▶ _WHAT TO DO_
Reproduce the listing below character for character; drop every image.

▶ _PROVIDED ENTRIES_
+ + + +

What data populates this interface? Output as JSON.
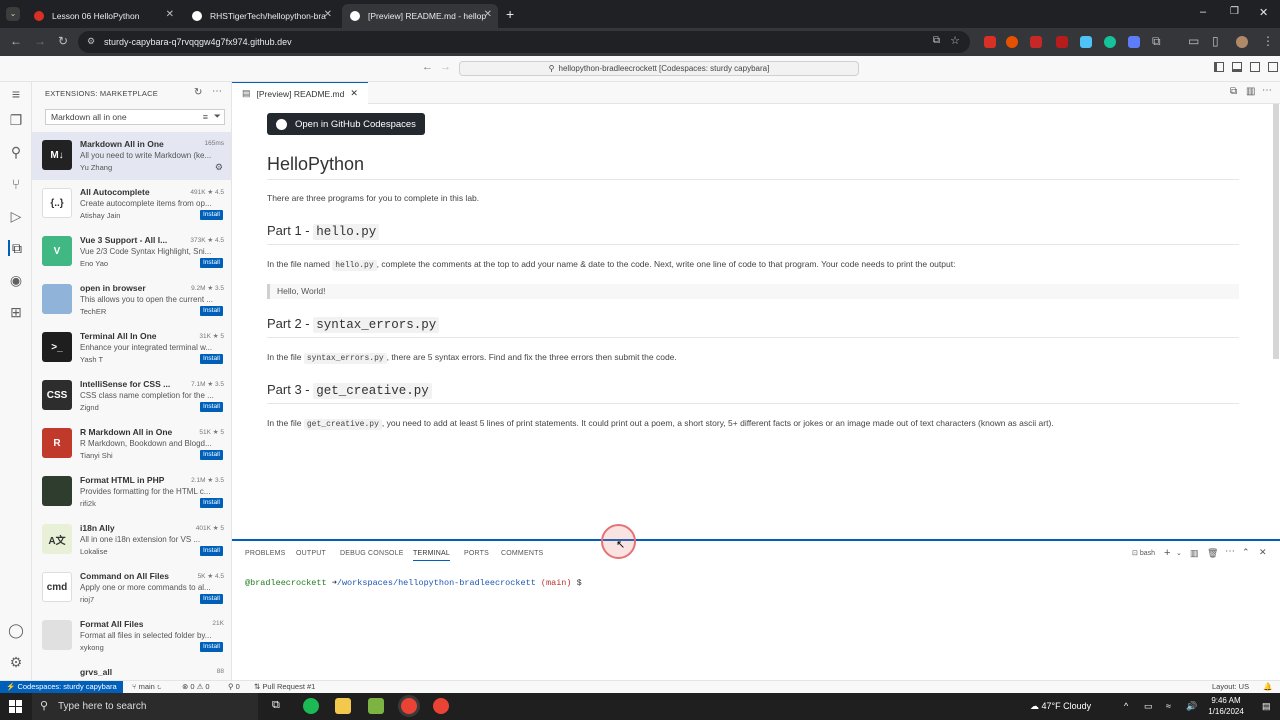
{
  "browser": {
    "tabs": [
      {
        "label": "Lesson 06 HelloPython",
        "color": "#d93025"
      },
      {
        "label": "RHSTigerTech/hellopython-bra",
        "color": "#ffffff"
      },
      {
        "label": "[Preview] README.md - hellop",
        "color": "#ffffff"
      }
    ],
    "url": "sturdy-capybara-q7rvqqgw4g7fx974.github.dev"
  },
  "vscode": {
    "command_center": "hellopython-bradleecrockett [Codespaces: sturdy capybara]",
    "sidebar": {
      "title": "EXTENSIONS: MARKETPLACE",
      "search_value": "Markdown all in one",
      "extensions": [
        {
          "name": "Markdown All in One",
          "desc": "All you need to write Markdown (ke...",
          "publisher": "Yu Zhang",
          "stats": "165ms",
          "button": "",
          "icon": "M↓",
          "icon_color": "#222222"
        },
        {
          "name": "All Autocomplete",
          "desc": "Create autocomplete items from op...",
          "publisher": "Atishay Jain",
          "stats": "491K ★ 4.5",
          "button": "Install",
          "icon": "{..}",
          "icon_color": "#ffffff"
        },
        {
          "name": "Vue 3 Support - All I...",
          "desc": "Vue 2/3 Code Syntax Highlight, Sni...",
          "publisher": "Eno Yao",
          "stats": "373K ★ 4.5",
          "button": "Install",
          "icon": "V",
          "icon_color": "#41b883"
        },
        {
          "name": "open in browser",
          "desc": "This allows you to open the current ...",
          "publisher": "TechER",
          "stats": "9.2M ★ 3.5",
          "button": "Install",
          "icon": "",
          "icon_color": "#8fb3d9"
        },
        {
          "name": "Terminal All In One",
          "desc": "Enhance your integrated terminal w...",
          "publisher": "Yash T",
          "stats": "31K ★ 5",
          "button": "Install",
          "icon": ">_",
          "icon_color": "#1e1e1e"
        },
        {
          "name": "IntelliSense for CSS ...",
          "desc": "CSS class name completion for the ...",
          "publisher": "Zignd",
          "stats": "7.1M ★ 3.5",
          "button": "Install",
          "icon": "CSS",
          "icon_color": "#2d2d2d"
        },
        {
          "name": "R Markdown All in One",
          "desc": "R Markdown, Bookdown and Blogd...",
          "publisher": "Tianyi Shi",
          "stats": "51K ★ 5",
          "button": "Install",
          "icon": "R",
          "icon_color": "#c0392b"
        },
        {
          "name": "Format HTML in PHP",
          "desc": "Provides formatting for the HTML c...",
          "publisher": "rifi2k",
          "stats": "2.1M ★ 3.5",
          "button": "Install",
          "icon": "",
          "icon_color": "#2f3d2f"
        },
        {
          "name": "i18n Ally",
          "desc": "All in one i18n extension for VS ...",
          "publisher": "Lokalise",
          "stats": "401K ★ 5",
          "button": "Install",
          "icon": "A文",
          "icon_color": "#e8f0d8"
        },
        {
          "name": "Command on All Files",
          "desc": "Apply one or more commands to al...",
          "publisher": "rioj7",
          "stats": "5K ★ 4.5",
          "button": "Install",
          "icon": "cmd",
          "icon_color": "#ffffff"
        },
        {
          "name": "Format All Files",
          "desc": "Format all files in selected folder by...",
          "publisher": "xykong",
          "stats": "21K",
          "button": "Install",
          "icon": "",
          "icon_color": "#e0e0e0"
        },
        {
          "name": "grvs_all",
          "desc": "",
          "publisher": "",
          "stats": "88",
          "button": "",
          "icon": "",
          "icon_color": "#f8f8f8"
        }
      ]
    },
    "editor_tab": "[Preview] README.md",
    "preview": {
      "button": "Open in GitHub Codespaces",
      "title": "HelloPython",
      "intro": "There are three programs for you to complete in this lab.",
      "part1_prefix": "Part 1 - ",
      "part1_code": "hello.py",
      "part1_text_a": "In the file named ",
      "part1_text_code": "hello.py",
      "part1_text_b": ", complete the comments at the top to add your name & date to the code. Next, write one line of code to that program. Your code needs to print the output:",
      "part1_quote": "Hello, World!",
      "part2_prefix": "Part 2 - ",
      "part2_code": "syntax_errors.py",
      "part2_text_a": "In the file ",
      "part2_text_code": "syntax_errors.py",
      "part2_text_b": ", there are 5 syntax errors. Find and fix the three errors then submit the code.",
      "part3_prefix": "Part 3 - ",
      "part3_code": "get_creative.py",
      "part3_text_a": "In the file ",
      "part3_text_code": "get_creative.py",
      "part3_text_b": ", you need to add at least 5 lines of print statements. It could print out a poem, a short story, 5+ different facts or jokes or an image made out of text characters (known as ascii art)."
    },
    "panel": {
      "tabs": [
        "PROBLEMS",
        "OUTPUT",
        "DEBUG CONSOLE",
        "TERMINAL",
        "PORTS",
        "COMMENTS"
      ],
      "shell": "bash",
      "prompt_user": "@bradleecrockett",
      "prompt_arrow": "➜",
      "prompt_path": "/workspaces/hellopython-bradleecrockett",
      "prompt_branch": "(main)",
      "prompt_symbol": "$"
    },
    "statusbar": {
      "remote": "Codespaces: sturdy capybara",
      "branch": "main",
      "problems": "⊗ 0 ⚠ 0",
      "ports": "⚲ 0",
      "pr": "Pull Request #1",
      "layout": "Layout: US"
    }
  },
  "taskbar": {
    "search_placeholder": "Type here to search",
    "weather": "47°F  Cloudy",
    "time": "9:46 AM",
    "date": "1/16/2024"
  },
  "colors": {
    "accent": "#005fb8",
    "code_bg": "#f2f2f2"
  }
}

+ + + +

▶ _WRITTEN RESPONSE_
What data populates this interface? Output as JSON.
{
  "browser": {
    "tabs": [
      {
        "label": "Lesson 06 HelloPython",
        "color": "#d93025"
      },
      {
        "label": "RHSTigerTech/hellopython-bra",
        "color": "#ffffff"
      },
      {
        "label": "[Preview] README.md - hellop",
        "color": "#ffffff"
      }
    ],
    "url": "sturdy-capybara-q7rvqqgw4g7fx974.github.dev"
  },
  "vscode": {
    "command_center": "hellopython-bradleecrockett [Codespaces: sturdy capybara]",
    "sidebar": {
      "title": "EXTENSIONS: MARKETPLACE",
      "search_value": "Markdown all in one",
      "extensions": [
        {
          "name": "Markdown All in One",
          "desc": "All you need to write Markdown (ke...",
          "publisher": "Yu Zhang",
          "stats": "165ms",
          "button": "",
          "icon": "M↓",
          "icon_color": "#222222"
        },
        {
          "name": "All Autocomplete",
          "desc": "Create autocomplete items from op...",
          "publisher": "Atishay Jain",
          "stats": "491K ★ 4.5",
          "button": "Install",
          "icon": "{..}",
          "icon_color": "#ffffff"
        },
        {
          "name": "Vue 3 Support - All I...",
          "desc": "Vue 2/3 Code Syntax Highlight, Sni...",
          "publisher": "Eno Yao",
          "stats": "373K ★ 4.5",
          "button": "Install",
          "icon": "V",
          "icon_color": "#41b883"
        },
        {
          "name": "open in browser",
          "desc": "This allows you to open the current ...",
          "publisher": "TechER",
          "stats": "9.2M ★ 3.5",
          "button": "Install",
          "icon": "",
          "icon_color": "#8fb3d9"
        },
        {
          "name": "Terminal All In One",
          "desc": "Enhance your integrated terminal w...",
          "publisher": "Yash T",
          "stats": "31K ★ 5",
          "button": "Install",
          "icon": ">_",
          "icon_color": "#1e1e1e"
        },
        {
          "name": "IntelliSense for CSS ...",
          "desc": "CSS class name completion for the ...",
          "publisher": "Zignd",
          "stats": "7.1M ★ 3.5",
          "button": "Install",
          "icon": "CSS",
          "icon_color": "#2d2d2d"
        },
        {
          "name": "R Markdown All in One",
          "desc": "R Markdown, Bookdown and Blogd...",
          "publisher": "Tianyi Shi",
          "stats": "51K ★ 5",
          "button": "Install",
          "icon": "R",
          "icon_color": "#c0392b"
        },
        {
          "name": "Format HTML in PHP",
          "desc": "Provides formatting for the HTML c...",
          "publisher": "rifi2k",
          "stats": "2.1M ★ 3.5",
          "button": "Install",
          "icon": "",
          "icon_color": "#2f3d2f"
        },
        {
          "name": "i18n Ally",
          "desc": "All in one i18n extension for VS ...",
          "publisher": "Lokalise",
          "stats": "401K ★ 5",
          "button": "Install",
          "icon": "A文",
          "icon_color": "#e8f0d8"
        },
        {
          "name": "Command on All Files",
          "desc": "Apply one or more commands to al...",
          "publisher": "rioj7",
          "stats": "5K ★ 4.5",
          "button": "Install",
          "icon": "cmd",
          "icon_color": "#ffffff"
        },
        {
          "name": "Format All Files",
          "desc": "Format all files in selected folder by...",
          "publisher": "xykong",
          "stats": "21K",
          "button": "Install",
          "icon": "",
          "icon_color": "#e0e0e0"
        },
        {
          "name": "grvs_all",
          "desc": "",
          "publisher": "",
          "stats": "88",
          "button": "",
          "icon": "",
          "icon_color": "#f8f8f8"
        }
      ]
    },
    "editor_tab": "[Preview] README.md",
    "preview": {
      "button": "Open in GitHub Codespaces",
      "title": "HelloPython",
      "intro": "There are three programs for you to complete in this lab.",
      "part1_prefix": "Part 1 - ",
      "part1_code": "hello.py",
      "part1_text_a": "In the file named ",
      "part1_text_code": "hello.py",
      "part1_text_b": ", complete the comments at the top to add your name & date to the code. Next, write one line of code to that program. Your code needs to print the output:",
      "part1_quote": "Hello, World!",
      "part2_prefix": "Part 2 - ",
      "part2_code": "syntax_errors.py",
      "part2_text_a": "In the file ",
      "part2_text_code": "syntax_errors.py",
      "part2_text_b": ", there are 5 syntax errors. Find and fix the three errors then submit the code.",
      "part3_prefix": "Part 3 - ",
      "part3_code": "get_creative.py",
      "part3_text_a": "In the file ",
      "part3_text_code": "get_creative.py",
      "part3_text_b": ", you need to add at least 5 lines of print statements. It could print out a poem, a short story, 5+ different facts or jokes or an image made out of text characters (known as ascii art)."
    },
    "panel": {
      "tabs": [
        "PROBLEMS",
        "OUTPUT",
        "DEBUG CONSOLE",
        "TERMINAL",
        "PORTS",
        "COMMENTS"
      ],
      "shell": "bash",
      "prompt_user": "@bradleecrockett",
      "prompt_arrow": "➜",
      "prompt_path": "/workspaces/hellopython-bradleecrockett",
      "prompt_branch": "(main)",
      "prompt_symbol": "$"
    },
    "statusbar": {
      "remote": "Codespaces: sturdy capybara",
      "branch": "main",
      "problems": "⊗ 0 ⚠ 0",
      "ports": "⚲ 0",
      "pr": "Pull Request #1",
      "layout": "Layout: US"
    }
  },
  "taskbar": {
    "search_placeholder": "Type here to search",
    "weather": "47°F  Cloudy",
    "time": "9:46 AM",
    "date": "1/16/2024"
  },
  "colors": {
    "accent": "#005fb8",
    "code_bg": "#f2f2f2"
  }
}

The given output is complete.